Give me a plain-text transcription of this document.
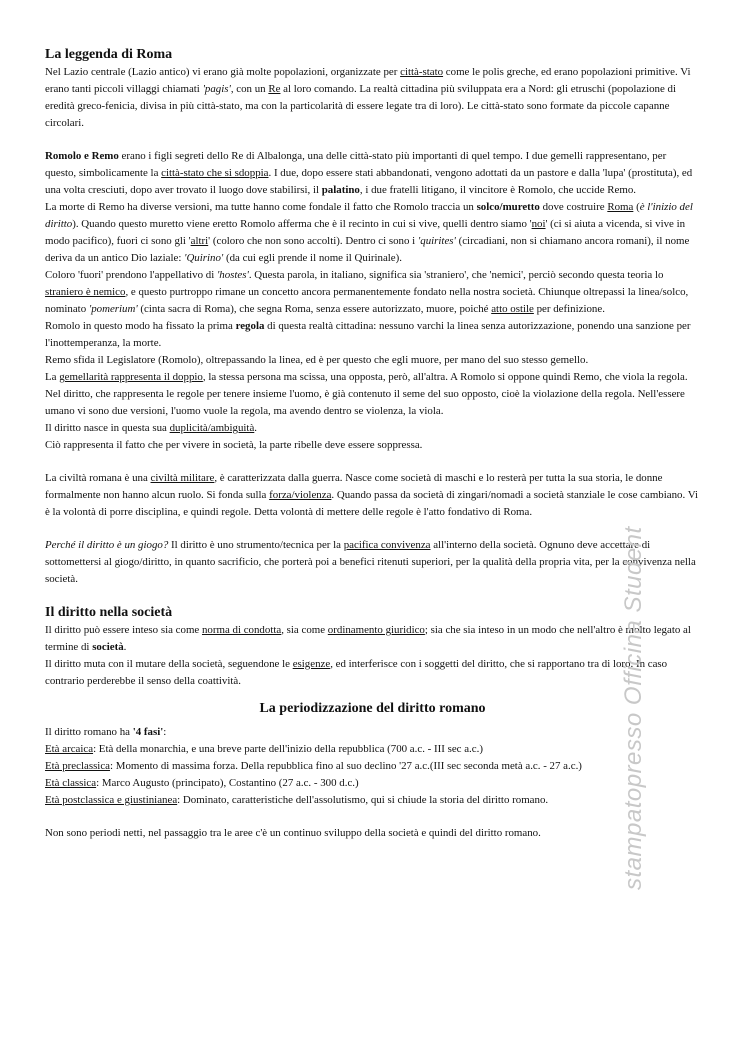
La leggenda di Roma

Nel Lazio centrale (Lazio antico) vi erano già molte popolazioni, organizzate per città-stato come le polis greche, ed erano popolazioni primitive. Vi erano tanti piccoli villaggi chiamati 'pagis', con un Re al loro comando. La realtà cittadina più sviluppata era a Nord: gli etruschi (popolazione di eredità greco-fenicia, divisa in più città-stato, ma con la particolarità di essere legate tra di loro). Le città-stato sono formate da piccole capanne circolari.

Romolo e Remo erano i figli segreti dello Re di Albalonga, una delle città-stato più importanti di quel tempo. I due gemelli rappresentano, per questo, simbolicamente la città-stato che si sdoppia. I due, dopo essere stati abbandonati, vengono adottati da un pastore e dalla 'lupa' (prostituta), ed una volta cresciuti, dopo aver trovato il luogo dove stabilirsi, il palatino, i due fratelli litigano, il vincitore è Romolo, che uccide Remo.

La morte di Remo ha diverse versioni, ma tutte hanno come fondale il fatto che Romolo traccia un solco/muretto dove costruire Roma (è l'inizio del diritto). Quando questo muretto viene eretto Romolo afferma che è il recinto in cui si vive, quelli dentro siamo 'noi' (ci si aiuta a vicenda, si vive in modo pacifico), fuori ci sono gli 'altri' (coloro che non sono accolti). Dentro ci sono i 'quirites' (circadiani, non si chiamano ancora romani), il nome deriva da un antico Dio laziale: 'Quirino' (da cui egli prende il nome il Quirinale).

Coloro 'fuori' prendono l'appellativo di 'hostes'. Questa parola, in italiano, significa sia 'straniero', che 'nemici', perciò secondo questa teoria lo straniero è nemico, e questo purtroppo rimane un concetto ancora permanentemente fondato nella nostra società. Chiunque oltrepassi la linea/solco, nominato 'pomerium' (cinta sacra di Roma), che segna Roma, senza essere autorizzato, muore, poiché atto ostile per definizione.

Romolo in questo modo ha fissato la prima regola di questa realtà cittadina: nessuno varchi la linea senza autorizzazione, ponendo una sanzione per l'inottemperanza, la morte.

Remo sfida il Legislatore (Romolo), oltrepassando la linea, ed è per questo che egli muore, per mano del suo stesso gemello.

La gemellarità rappresenta il doppio, la stessa persona ma scissa, una opposta, però, all'altra. A Romolo si oppone quindi Remo, che viola la regola.

Nel diritto, che rappresenta le regole per tenere insieme l'uomo, è già contenuto il seme del suo opposto, cioè la violazione della regola. Nell'essere umano vi sono due versioni, l'uomo vuole la regola, ma avendo dentro se violenza, la viola.

Il diritto nasce in questa sua duplicità/ambiguità.

Ciò rappresenta il fatto che per vivere in società, la parte ribelle deve essere soppressa.

La civiltà romana è una civiltà militare, è caratterizzata dalla guerra. Nasce come società di maschi e lo resterà per tutta la sua storia, le donne formalmente non hanno alcun ruolo. Si fonda sulla forza/violenza. Quando passa da società di zingari/nomadi a società stanziale le cose cambiano. Vi è la volontà di porre disciplina, e quindi regole. Detta volontà di mettere delle regole è l'atto fondativo di Roma.

Perché il diritto è un giogo? Il diritto è uno strumento/tecnica per la pacifica convivenza all'interno della società. Ognuno deve accettare di sottomettersi al giogo/diritto, in quanto sacrificio, che porterà poi a benefici ritenuti superiori, per la qualità della propria vita, per la convivenza nella società.

Il diritto nella società

Il diritto può essere inteso sia come norma di condotta, sia come ordinamento giuridico; sia che sia inteso in un modo che nell'altro è molto legato al termine di società.

Il diritto muta con il mutare della società, seguendone le esigenze, ed interferisce con i soggetti del diritto, che si rapportano tra di loro. In caso contrario perderebbe il senso della coattività.

La periodizzazione del diritto romano

Il diritto romano ha '4 fasi':

Età arcaica: Età della monarchia, e una breve parte dell'inizio della repubblica (700 a.c. - III sec a.c.)

Età preclassica: Momento di massima forza. Della repubblica fino al suo declino '27 a.c.(III sec seconda metà a.c. - 27 a.c.)

Età classica: Marco Augusto (principato), Costantino (27 a.c. - 300 d.c.)

Età postclassica e giustinianea: Dominato, caratteristiche dell'assolutismo, qui si chiude la storia del diritto romano.

Non sono periodi netti, nel passaggio tra le aree c'è un continuo sviluppo della società e quindi del diritto romano.	stampatopresso Officina Student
=====
SHORT TASK: Reproduce the material in its entirety and word for word, without the pictures.

WRITTEN ANSWER:
Give me a plain-text transcription of this document.
La leggenda di Roma

Nel Lazio centrale (Lazio antico) vi erano già molte popolazioni, organizzate per città-stato come le polis greche, ed erano popolazioni primitive. Vi erano tanti piccoli villaggi chiamati 'pagis', con un Re al loro comando. La realtà cittadina più sviluppata era a Nord: gli etruschi (popolazione di eredità greco-fenicia, divisa in più città-stato, ma con la particolarità di essere legate tra di loro). Le città-stato sono formate da piccole capanne circolari.

Romolo e Remo erano i figli segreti dello Re di Albalonga, una delle città-stato più importanti di quel tempo. I due gemelli rappresentano, per questo, simbolicamente la città-stato che si sdoppia. I due, dopo essere stati abbandonati, vengono adottati da un pastore e dalla 'lupa' (prostituta), ed una volta cresciuti, dopo aver trovato il luogo dove stabilirsi, il palatino, i due fratelli litigano, il vincitore è Romolo, che uccide Remo.

La morte di Remo ha diverse versioni, ma tutte hanno come fondale il fatto che Romolo traccia un solco/muretto dove costruire Roma (è l'inizio del diritto). Quando questo muretto viene eretto Romolo afferma che è il recinto in cui si vive, quelli dentro siamo 'noi' (ci si aiuta a vicenda, si vive in modo pacifico), fuori ci sono gli 'altri' (coloro che non sono accolti). Dentro ci sono i 'quirites' (circadiani, non si chiamano ancora romani), il nome deriva da un antico Dio laziale: 'Quirino' (da cui egli prende il nome il Quirinale).

Coloro 'fuori' prendono l'appellativo di 'hostes'. Questa parola, in italiano, significa sia 'straniero', che 'nemici', perciò secondo questa teoria lo straniero è nemico, e questo purtroppo rimane un concetto ancora permanentemente fondato nella nostra società. Chiunque oltrepassi la linea/solco, nominato 'pomerium' (cinta sacra di Roma), che segna Roma, senza essere autorizzato, muore, poiché atto ostile per definizione.

Romolo in questo modo ha fissato la prima regola di questa realtà cittadina: nessuno varchi la linea senza autorizzazione, ponendo una sanzione per l'inottemperanza, la morte.

Remo sfida il Legislatore (Romolo), oltrepassando la linea, ed è per questo che egli muore, per mano del suo stesso gemello.

La gemellarità rappresenta il doppio, la stessa persona ma scissa, una opposta, però, all'altra. A Romolo si oppone quindi Remo, che viola la regola.

Nel diritto, che rappresenta le regole per tenere insieme l'uomo, è già contenuto il seme del suo opposto, cioè la violazione della regola. Nell'essere umano vi sono due versioni, l'uomo vuole la regola, ma avendo dentro se violenza, la viola.

Il diritto nasce in questa sua duplicità/ambiguità.

Ciò rappresenta il fatto che per vivere in società, la parte ribelle deve essere soppressa.

La civiltà romana è una civiltà militare, è caratterizzata dalla guerra. Nasce come società di maschi e lo resterà per tutta la sua storia, le donne formalmente non hanno alcun ruolo. Si fonda sulla forza/violenza. Quando passa da società di zingari/nomadi a società stanziale le cose cambiano. Vi è la volontà di porre disciplina, e quindi regole. Detta volontà di mettere delle regole è l'atto fondativo di Roma.

Perché il diritto è un giogo? Il diritto è uno strumento/tecnica per la pacifica convivenza all'interno della società. Ognuno deve accettare di sottomettersi al giogo/diritto, in quanto sacrificio, che porterà poi a benefici ritenuti superiori, per la qualità della propria vita, per la convivenza nella società.

Il diritto nella società

Il diritto può essere inteso sia come norma di condotta, sia come ordinamento giuridico; sia che sia inteso in un modo che nell'altro è molto legato al termine di società.

Il diritto muta con il mutare della società, seguendone le esigenze, ed interferisce con i soggetti del diritto, che si rapportano tra di loro. In caso contrario perderebbe il senso della coattività.

La periodizzazione del diritto romano

Il diritto romano ha '4 fasi':

Età arcaica: Età della monarchia, e una breve parte dell'inizio della repubblica (700 a.c. - III sec a.c.)

Età preclassica: Momento di massima forza. Della repubblica fino al suo declino '27 a.c.(III sec seconda metà a.c. - 27 a.c.)

Età classica: Marco Augusto (principato), Costantino (27 a.c. - 300 d.c.)

Età postclassica e giustinianea: Dominato, caratteristiche dell'assolutismo, qui si chiude la storia del diritto romano.

Non sono periodi netti, nel passaggio tra le aree c'è un continuo sviluppo della società e quindi del diritto romano.	stampatopresso Officina Student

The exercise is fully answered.